*Given request:*
Pick out all lines in the listing holding the string "Focus" and copy them.

*Input data:*
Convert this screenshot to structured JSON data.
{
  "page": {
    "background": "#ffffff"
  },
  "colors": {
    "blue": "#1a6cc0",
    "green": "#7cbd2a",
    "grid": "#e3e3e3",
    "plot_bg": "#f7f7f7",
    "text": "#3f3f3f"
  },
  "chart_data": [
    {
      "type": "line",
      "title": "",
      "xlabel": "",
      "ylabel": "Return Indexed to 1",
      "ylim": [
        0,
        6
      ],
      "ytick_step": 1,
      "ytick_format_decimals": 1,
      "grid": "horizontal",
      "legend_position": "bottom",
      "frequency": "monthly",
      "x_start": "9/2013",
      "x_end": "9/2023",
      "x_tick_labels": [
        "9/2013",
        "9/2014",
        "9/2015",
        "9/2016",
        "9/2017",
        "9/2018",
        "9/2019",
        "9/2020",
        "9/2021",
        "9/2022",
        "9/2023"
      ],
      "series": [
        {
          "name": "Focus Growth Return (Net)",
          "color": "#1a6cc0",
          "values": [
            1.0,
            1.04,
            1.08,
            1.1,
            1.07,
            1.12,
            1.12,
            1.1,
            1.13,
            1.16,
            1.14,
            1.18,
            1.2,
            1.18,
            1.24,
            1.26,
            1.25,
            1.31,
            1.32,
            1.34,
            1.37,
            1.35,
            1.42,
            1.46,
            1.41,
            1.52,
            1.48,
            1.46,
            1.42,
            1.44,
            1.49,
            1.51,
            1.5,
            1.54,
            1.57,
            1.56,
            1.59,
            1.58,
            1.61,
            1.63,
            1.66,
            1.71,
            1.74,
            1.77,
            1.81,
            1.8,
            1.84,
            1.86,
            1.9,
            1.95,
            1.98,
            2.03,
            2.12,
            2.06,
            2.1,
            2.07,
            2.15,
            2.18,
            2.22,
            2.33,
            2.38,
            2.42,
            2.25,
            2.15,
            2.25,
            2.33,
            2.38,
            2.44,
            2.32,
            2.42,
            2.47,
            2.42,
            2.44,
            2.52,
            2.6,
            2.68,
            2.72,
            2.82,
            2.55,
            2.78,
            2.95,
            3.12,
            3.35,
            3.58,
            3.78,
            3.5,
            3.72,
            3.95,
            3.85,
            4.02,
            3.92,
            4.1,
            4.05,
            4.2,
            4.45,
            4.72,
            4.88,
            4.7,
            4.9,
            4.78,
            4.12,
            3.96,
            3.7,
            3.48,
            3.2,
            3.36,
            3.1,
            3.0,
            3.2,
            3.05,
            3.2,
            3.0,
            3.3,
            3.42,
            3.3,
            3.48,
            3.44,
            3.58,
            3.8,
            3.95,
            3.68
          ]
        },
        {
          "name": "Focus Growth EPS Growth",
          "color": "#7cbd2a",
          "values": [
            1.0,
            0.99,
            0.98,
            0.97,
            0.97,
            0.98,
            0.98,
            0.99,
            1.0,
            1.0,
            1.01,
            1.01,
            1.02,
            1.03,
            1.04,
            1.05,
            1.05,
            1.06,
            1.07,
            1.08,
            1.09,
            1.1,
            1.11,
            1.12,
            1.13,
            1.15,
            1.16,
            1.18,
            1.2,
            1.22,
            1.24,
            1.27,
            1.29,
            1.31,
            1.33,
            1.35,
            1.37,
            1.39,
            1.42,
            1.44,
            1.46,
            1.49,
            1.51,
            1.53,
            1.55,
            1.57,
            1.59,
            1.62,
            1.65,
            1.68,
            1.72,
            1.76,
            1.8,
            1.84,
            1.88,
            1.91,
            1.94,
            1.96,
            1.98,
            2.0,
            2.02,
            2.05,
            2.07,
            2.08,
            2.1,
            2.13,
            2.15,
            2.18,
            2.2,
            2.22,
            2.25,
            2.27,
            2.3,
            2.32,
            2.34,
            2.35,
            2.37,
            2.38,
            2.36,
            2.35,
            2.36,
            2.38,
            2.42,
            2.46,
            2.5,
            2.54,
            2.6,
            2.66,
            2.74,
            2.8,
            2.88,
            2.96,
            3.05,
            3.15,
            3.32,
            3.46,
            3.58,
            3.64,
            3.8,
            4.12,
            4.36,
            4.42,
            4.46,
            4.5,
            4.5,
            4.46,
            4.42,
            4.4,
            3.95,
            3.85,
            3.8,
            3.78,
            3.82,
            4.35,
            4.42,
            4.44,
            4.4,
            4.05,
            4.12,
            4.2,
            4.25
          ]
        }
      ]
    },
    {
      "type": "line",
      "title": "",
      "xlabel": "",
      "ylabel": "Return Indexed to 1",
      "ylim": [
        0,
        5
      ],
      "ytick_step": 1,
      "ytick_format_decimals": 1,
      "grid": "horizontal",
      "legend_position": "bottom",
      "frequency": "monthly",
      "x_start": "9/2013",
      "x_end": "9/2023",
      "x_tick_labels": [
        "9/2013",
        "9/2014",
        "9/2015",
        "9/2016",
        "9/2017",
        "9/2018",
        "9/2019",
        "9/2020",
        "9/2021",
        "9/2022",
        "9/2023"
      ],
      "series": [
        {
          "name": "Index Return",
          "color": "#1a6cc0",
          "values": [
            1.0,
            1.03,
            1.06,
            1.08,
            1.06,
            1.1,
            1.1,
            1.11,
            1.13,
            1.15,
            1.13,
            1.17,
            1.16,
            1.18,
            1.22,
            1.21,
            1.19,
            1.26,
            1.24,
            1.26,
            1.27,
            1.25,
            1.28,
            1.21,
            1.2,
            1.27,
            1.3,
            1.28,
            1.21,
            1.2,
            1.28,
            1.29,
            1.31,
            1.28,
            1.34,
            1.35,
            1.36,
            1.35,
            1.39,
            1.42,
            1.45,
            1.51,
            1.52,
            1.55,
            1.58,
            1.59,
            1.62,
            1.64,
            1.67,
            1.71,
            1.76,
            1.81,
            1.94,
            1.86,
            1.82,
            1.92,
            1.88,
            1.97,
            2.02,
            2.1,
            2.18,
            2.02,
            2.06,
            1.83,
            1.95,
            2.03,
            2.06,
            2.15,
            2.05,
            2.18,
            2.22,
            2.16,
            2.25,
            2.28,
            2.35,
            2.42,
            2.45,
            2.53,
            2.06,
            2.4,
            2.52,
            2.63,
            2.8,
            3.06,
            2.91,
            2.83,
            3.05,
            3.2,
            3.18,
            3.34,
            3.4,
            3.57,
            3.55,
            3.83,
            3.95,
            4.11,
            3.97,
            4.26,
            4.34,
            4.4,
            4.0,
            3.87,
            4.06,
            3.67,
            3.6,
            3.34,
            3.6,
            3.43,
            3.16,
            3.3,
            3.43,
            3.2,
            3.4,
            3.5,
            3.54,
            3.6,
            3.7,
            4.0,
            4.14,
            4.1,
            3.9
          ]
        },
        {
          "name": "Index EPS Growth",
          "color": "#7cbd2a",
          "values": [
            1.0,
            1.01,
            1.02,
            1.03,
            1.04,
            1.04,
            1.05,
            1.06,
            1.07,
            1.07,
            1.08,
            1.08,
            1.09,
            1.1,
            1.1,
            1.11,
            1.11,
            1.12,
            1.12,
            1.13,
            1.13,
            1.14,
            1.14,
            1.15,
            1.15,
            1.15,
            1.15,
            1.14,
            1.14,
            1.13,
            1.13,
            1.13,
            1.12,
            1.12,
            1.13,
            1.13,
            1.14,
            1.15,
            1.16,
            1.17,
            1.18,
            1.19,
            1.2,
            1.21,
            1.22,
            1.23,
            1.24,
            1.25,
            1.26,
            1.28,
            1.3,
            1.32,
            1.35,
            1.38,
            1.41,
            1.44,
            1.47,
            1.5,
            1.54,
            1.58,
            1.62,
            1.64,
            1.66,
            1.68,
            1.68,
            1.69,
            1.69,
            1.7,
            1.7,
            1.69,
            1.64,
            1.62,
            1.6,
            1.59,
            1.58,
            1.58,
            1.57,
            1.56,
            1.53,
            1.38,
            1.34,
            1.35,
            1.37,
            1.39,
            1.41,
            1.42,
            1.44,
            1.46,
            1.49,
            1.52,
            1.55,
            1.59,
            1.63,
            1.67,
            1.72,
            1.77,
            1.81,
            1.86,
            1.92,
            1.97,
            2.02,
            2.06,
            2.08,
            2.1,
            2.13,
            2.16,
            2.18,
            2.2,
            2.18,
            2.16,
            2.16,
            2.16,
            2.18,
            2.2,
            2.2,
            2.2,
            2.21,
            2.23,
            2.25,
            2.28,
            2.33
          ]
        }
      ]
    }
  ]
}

*Exercise solution:*
          "name": "Focus Growth Return (Net)",
          "name": "Focus Growth EPS Growth",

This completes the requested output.